*PROBLEM DETAILS*
Make an exact copy of the records, with the pictures left out.

--- start of SOURCE DATA ---

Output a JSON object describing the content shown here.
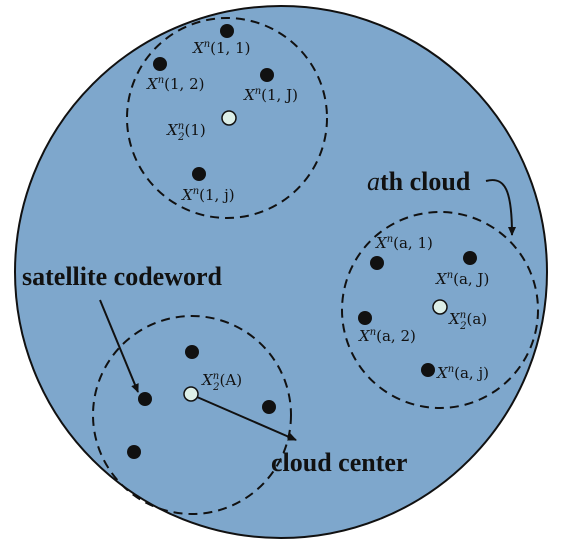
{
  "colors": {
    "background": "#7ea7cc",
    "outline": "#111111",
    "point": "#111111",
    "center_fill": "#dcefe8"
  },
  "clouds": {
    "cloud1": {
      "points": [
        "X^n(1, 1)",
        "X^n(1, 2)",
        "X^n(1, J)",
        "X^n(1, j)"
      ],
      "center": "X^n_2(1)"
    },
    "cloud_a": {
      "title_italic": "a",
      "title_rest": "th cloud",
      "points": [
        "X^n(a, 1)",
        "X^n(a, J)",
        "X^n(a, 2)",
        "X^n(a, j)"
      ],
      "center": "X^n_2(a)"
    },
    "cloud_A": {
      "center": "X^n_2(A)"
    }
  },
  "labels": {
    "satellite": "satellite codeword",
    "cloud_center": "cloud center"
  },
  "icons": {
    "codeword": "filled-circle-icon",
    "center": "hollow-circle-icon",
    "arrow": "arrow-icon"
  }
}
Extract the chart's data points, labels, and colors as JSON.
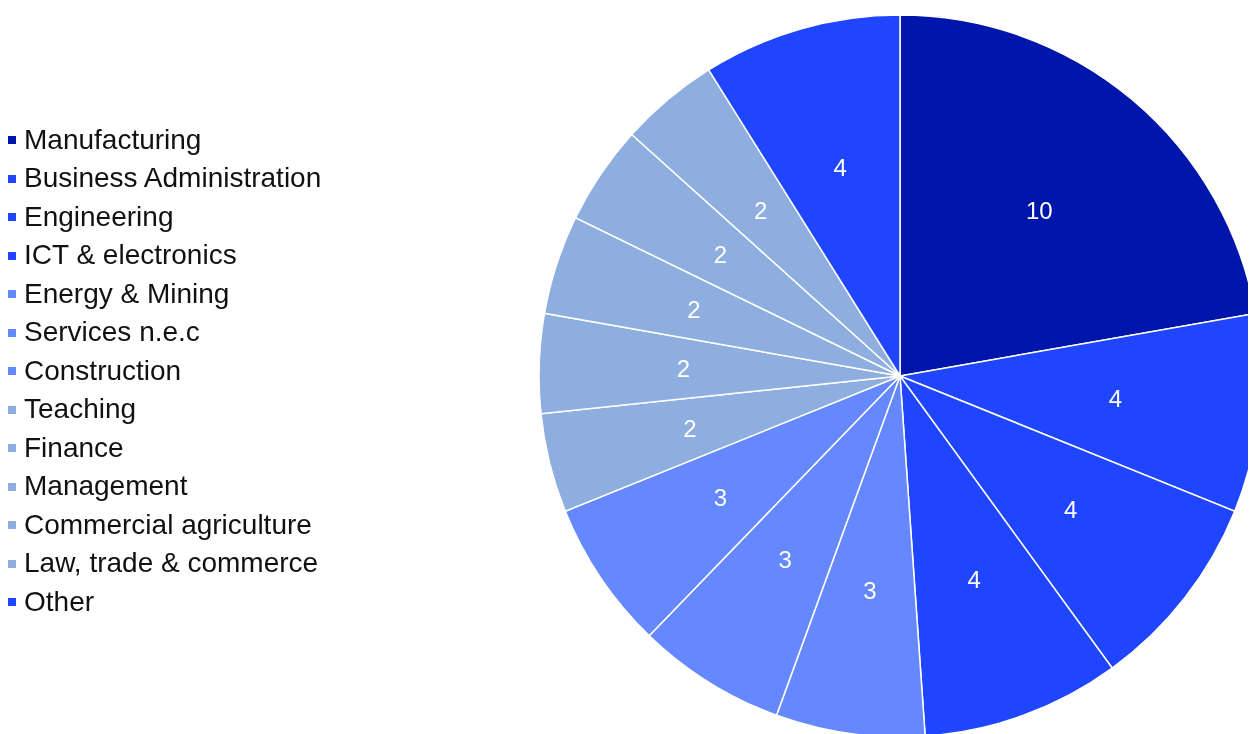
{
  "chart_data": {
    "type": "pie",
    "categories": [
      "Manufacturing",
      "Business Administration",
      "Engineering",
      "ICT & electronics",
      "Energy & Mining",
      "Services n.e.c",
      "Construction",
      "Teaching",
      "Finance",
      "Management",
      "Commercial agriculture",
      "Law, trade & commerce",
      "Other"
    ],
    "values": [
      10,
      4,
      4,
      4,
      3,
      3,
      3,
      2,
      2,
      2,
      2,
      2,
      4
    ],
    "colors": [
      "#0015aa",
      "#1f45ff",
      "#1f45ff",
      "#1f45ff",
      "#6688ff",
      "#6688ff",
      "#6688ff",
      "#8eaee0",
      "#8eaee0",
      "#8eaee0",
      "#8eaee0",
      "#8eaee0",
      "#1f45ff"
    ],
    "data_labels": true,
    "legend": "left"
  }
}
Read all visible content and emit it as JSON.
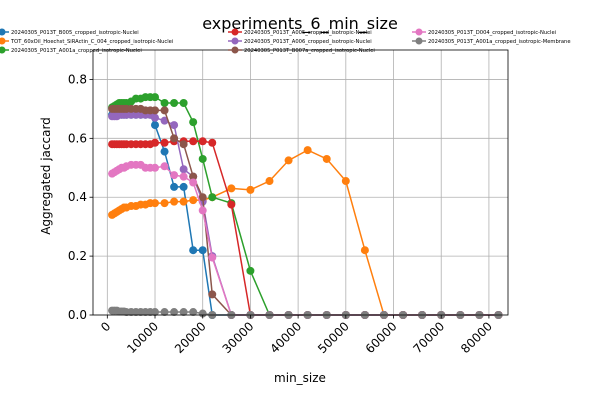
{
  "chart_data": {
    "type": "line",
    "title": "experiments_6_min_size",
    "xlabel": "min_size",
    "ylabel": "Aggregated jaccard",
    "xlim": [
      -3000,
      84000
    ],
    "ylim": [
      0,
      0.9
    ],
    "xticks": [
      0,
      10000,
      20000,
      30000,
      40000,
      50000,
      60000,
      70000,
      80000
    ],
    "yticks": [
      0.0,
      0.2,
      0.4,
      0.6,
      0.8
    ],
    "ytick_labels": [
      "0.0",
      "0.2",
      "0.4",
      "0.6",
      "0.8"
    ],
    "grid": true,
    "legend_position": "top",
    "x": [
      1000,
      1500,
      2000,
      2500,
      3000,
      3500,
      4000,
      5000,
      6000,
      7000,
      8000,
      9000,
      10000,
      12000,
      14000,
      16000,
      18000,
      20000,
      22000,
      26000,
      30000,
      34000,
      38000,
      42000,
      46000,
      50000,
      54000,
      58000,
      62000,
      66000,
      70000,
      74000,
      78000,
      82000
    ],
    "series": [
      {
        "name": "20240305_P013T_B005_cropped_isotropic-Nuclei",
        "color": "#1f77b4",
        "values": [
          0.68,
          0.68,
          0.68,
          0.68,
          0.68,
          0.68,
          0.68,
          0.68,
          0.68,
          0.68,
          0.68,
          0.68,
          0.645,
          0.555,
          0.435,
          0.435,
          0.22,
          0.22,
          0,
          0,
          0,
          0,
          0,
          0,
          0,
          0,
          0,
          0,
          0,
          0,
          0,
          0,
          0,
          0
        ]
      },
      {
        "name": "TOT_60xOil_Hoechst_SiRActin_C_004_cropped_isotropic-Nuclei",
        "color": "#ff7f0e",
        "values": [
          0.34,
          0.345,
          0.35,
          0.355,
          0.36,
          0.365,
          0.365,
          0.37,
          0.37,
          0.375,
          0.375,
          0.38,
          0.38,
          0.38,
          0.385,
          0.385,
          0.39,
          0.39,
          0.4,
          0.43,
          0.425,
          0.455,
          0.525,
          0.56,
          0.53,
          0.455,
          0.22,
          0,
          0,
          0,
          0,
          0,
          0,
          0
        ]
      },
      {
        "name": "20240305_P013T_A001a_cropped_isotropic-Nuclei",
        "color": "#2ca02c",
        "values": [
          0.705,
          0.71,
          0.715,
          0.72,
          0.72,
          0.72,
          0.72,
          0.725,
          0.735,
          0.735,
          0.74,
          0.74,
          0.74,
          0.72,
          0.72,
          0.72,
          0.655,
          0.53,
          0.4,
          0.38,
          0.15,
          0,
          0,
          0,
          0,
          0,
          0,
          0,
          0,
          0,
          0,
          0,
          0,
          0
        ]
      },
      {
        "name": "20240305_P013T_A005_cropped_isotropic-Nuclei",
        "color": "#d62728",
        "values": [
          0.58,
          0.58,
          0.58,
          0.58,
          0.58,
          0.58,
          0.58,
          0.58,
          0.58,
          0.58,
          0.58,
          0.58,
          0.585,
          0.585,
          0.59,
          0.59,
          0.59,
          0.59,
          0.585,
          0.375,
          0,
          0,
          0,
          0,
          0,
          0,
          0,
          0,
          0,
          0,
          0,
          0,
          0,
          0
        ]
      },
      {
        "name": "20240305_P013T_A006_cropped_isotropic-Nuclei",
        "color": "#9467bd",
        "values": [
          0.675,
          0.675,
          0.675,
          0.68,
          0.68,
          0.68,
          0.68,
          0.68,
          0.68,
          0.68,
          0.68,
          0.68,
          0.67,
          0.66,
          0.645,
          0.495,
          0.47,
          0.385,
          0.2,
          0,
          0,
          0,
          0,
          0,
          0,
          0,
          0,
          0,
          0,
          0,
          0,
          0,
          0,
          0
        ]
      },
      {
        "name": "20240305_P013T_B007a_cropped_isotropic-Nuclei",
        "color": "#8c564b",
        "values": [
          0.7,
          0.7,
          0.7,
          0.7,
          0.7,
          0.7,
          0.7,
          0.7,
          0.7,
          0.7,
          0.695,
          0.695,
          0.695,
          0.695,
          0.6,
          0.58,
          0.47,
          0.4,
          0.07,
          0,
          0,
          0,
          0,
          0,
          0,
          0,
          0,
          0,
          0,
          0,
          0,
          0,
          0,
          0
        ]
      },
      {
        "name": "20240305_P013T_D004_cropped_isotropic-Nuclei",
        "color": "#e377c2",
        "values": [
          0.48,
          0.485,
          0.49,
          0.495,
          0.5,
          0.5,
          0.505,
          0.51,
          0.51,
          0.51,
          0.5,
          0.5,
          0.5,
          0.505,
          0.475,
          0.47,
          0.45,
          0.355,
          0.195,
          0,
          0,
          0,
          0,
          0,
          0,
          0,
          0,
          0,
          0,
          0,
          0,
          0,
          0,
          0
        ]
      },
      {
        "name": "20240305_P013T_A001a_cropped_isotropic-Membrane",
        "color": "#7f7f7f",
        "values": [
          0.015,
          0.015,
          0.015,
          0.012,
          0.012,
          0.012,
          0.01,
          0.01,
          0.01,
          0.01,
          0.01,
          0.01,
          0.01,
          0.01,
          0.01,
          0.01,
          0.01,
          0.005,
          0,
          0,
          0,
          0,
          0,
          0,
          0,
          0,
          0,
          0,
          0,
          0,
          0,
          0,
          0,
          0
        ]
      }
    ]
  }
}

--- end of SOURCE DATA ---

*RESPONSE*
Output a JSON object describing the content shown here.
{
  "colors": {
    "background": "#7ea7cc",
    "outline": "#111111",
    "point": "#111111",
    "center_fill": "#dcefe8"
  },
  "clouds": {
    "cloud1": {
      "points": [
        "X^n(1, 1)",
        "X^n(1, 2)",
        "X^n(1, J)",
        "X^n(1, j)"
      ],
      "center": "X^n_2(1)"
    },
    "cloud_a": {
      "title_italic": "a",
      "title_rest": "th cloud",
      "points": [
        "X^n(a, 1)",
        "X^n(a, J)",
        "X^n(a, 2)",
        "X^n(a, j)"
      ],
      "center": "X^n_2(a)"
    },
    "cloud_A": {
      "center": "X^n_2(A)"
    }
  },
  "labels": {
    "satellite": "satellite codeword",
    "cloud_center": "cloud center"
  },
  "icons": {
    "codeword": "filled-circle-icon",
    "center": "hollow-circle-icon",
    "arrow": "arrow-icon"
  }
}
Extract the chart's data points, labels, and colors as JSON.
{
  "chart_data": {
    "type": "pie",
    "categories": [
      "Manufacturing",
      "Business Administration",
      "Engineering",
      "ICT & electronics",
      "Energy & Mining",
      "Services n.e.c",
      "Construction",
      "Teaching",
      "Finance",
      "Management",
      "Commercial agriculture",
      "Law, trade & commerce",
      "Other"
    ],
    "values": [
      10,
      4,
      4,
      4,
      3,
      3,
      3,
      2,
      2,
      2,
      2,
      2,
      4
    ],
    "colors": [
      "#0015aa",
      "#1f45ff",
      "#1f45ff",
      "#1f45ff",
      "#6688ff",
      "#6688ff",
      "#6688ff",
      "#8eaee0",
      "#8eaee0",
      "#8eaee0",
      "#8eaee0",
      "#8eaee0",
      "#1f45ff"
    ],
    "data_labels": true,
    "legend": "left"
  }
}
Read all visible content and emit it as JSON.
{
  "chart_data": {
    "type": "line",
    "title": "experiments_6_min_size",
    "xlabel": "min_size",
    "ylabel": "Aggregated jaccard",
    "xlim": [
      -3000,
      84000
    ],
    "ylim": [
      0,
      0.9
    ],
    "xticks": [
      0,
      10000,
      20000,
      30000,
      40000,
      50000,
      60000,
      70000,
      80000
    ],
    "yticks": [
      0.0,
      0.2,
      0.4,
      0.6,
      0.8
    ],
    "ytick_labels": [
      "0.0",
      "0.2",
      "0.4",
      "0.6",
      "0.8"
    ],
    "grid": true,
    "legend_position": "top",
    "x": [
      1000,
      1500,
      2000,
      2500,
      3000,
      3500,
      4000,
      5000,
      6000,
      7000,
      8000,
      9000,
      10000,
      12000,
      14000,
      16000,
      18000,
      20000,
      22000,
      26000,
      30000,
      34000,
      38000,
      42000,
      46000,
      50000,
      54000,
      58000,
      62000,
      66000,
      70000,
      74000,
      78000,
      82000
    ],
    "series": [
      {
        "name": "20240305_P013T_B005_cropped_isotropic-Nuclei",
        "color": "#1f77b4",
        "values": [
          0.68,
          0.68,
          0.68,
          0.68,
          0.68,
          0.68,
          0.68,
          0.68,
          0.68,
          0.68,
          0.68,
          0.68,
          0.645,
          0.555,
          0.435,
          0.435,
          0.22,
          0.22,
          0,
          0,
          0,
          0,
          0,
          0,
          0,
          0,
          0,
          0,
          0,
          0,
          0,
          0,
          0,
          0
        ]
      },
      {
        "name": "TOT_60xOil_Hoechst_SiRActin_C_004_cropped_isotropic-Nuclei",
        "color": "#ff7f0e",
        "values": [
          0.34,
          0.345,
          0.35,
          0.355,
          0.36,
          0.365,
          0.365,
          0.37,
          0.37,
          0.375,
          0.375,
          0.38,
          0.38,
          0.38,
          0.385,
          0.385,
          0.39,
          0.39,
          0.4,
          0.43,
          0.425,
          0.455,
          0.525,
          0.56,
          0.53,
          0.455,
          0.22,
          0,
          0,
          0,
          0,
          0,
          0,
          0
        ]
      },
      {
        "name": "20240305_P013T_A001a_cropped_isotropic-Nuclei",
        "color": "#2ca02c",
        "values": [
          0.705,
          0.71,
          0.715,
          0.72,
          0.72,
          0.72,
          0.72,
          0.725,
          0.735,
          0.735,
          0.74,
          0.74,
          0.74,
          0.72,
          0.72,
          0.72,
          0.655,
          0.53,
          0.4,
          0.38,
          0.15,
          0,
          0,
          0,
          0,
          0,
          0,
          0,
          0,
          0,
          0,
          0,
          0,
          0
        ]
      },
      {
        "name": "20240305_P013T_A005_cropped_isotropic-Nuclei",
        "color": "#d62728",
        "values": [
          0.58,
          0.58,
          0.58,
          0.58,
          0.58,
          0.58,
          0.58,
          0.58,
          0.58,
          0.58,
          0.58,
          0.58,
          0.585,
          0.585,
          0.59,
          0.59,
          0.59,
          0.59,
          0.585,
          0.375,
          0,
          0,
          0,
          0,
          0,
          0,
          0,
          0,
          0,
          0,
          0,
          0,
          0,
          0
        ]
      },
      {
        "name": "20240305_P013T_A006_cropped_isotropic-Nuclei",
        "color": "#9467bd",
        "values": [
          0.675,
          0.675,
          0.675,
          0.68,
          0.68,
          0.68,
          0.68,
          0.68,
          0.68,
          0.68,
          0.68,
          0.68,
          0.67,
          0.66,
          0.645,
          0.495,
          0.47,
          0.385,
          0.2,
          0,
          0,
          0,
          0,
          0,
          0,
          0,
          0,
          0,
          0,
          0,
          0,
          0,
          0,
          0
        ]
      },
      {
        "name": "20240305_P013T_B007a_cropped_isotropic-Nuclei",
        "color": "#8c564b",
        "values": [
          0.7,
          0.7,
          0.7,
          0.7,
          0.7,
          0.7,
          0.7,
          0.7,
          0.7,
          0.7,
          0.695,
          0.695,
          0.695,
          0.695,
          0.6,
          0.58,
          0.47,
          0.4,
          0.07,
          0,
          0,
          0,
          0,
          0,
          0,
          0,
          0,
          0,
          0,
          0,
          0,
          0,
          0,
          0
        ]
      },
      {
        "name": "20240305_P013T_D004_cropped_isotropic-Nuclei",
        "color": "#e377c2",
        "values": [
          0.48,
          0.485,
          0.49,
          0.495,
          0.5,
          0.5,
          0.505,
          0.51,
          0.51,
          0.51,
          0.5,
          0.5,
          0.5,
          0.505,
          0.475,
          0.47,
          0.45,
          0.355,
          0.195,
          0,
          0,
          0,
          0,
          0,
          0,
          0,
          0,
          0,
          0,
          0,
          0,
          0,
          0,
          0
        ]
      },
      {
        "name": "20240305_P013T_A001a_cropped_isotropic-Membrane",
        "color": "#7f7f7f",
        "values": [
          0.015,
          0.015,
          0.015,
          0.012,
          0.012,
          0.012,
          0.01,
          0.01,
          0.01,
          0.01,
          0.01,
          0.01,
          0.01,
          0.01,
          0.01,
          0.01,
          0.01,
          0.005,
          0,
          0,
          0,
          0,
          0,
          0,
          0,
          0,
          0,
          0,
          0,
          0,
          0,
          0,
          0,
          0
        ]
      }
    ]
  }
}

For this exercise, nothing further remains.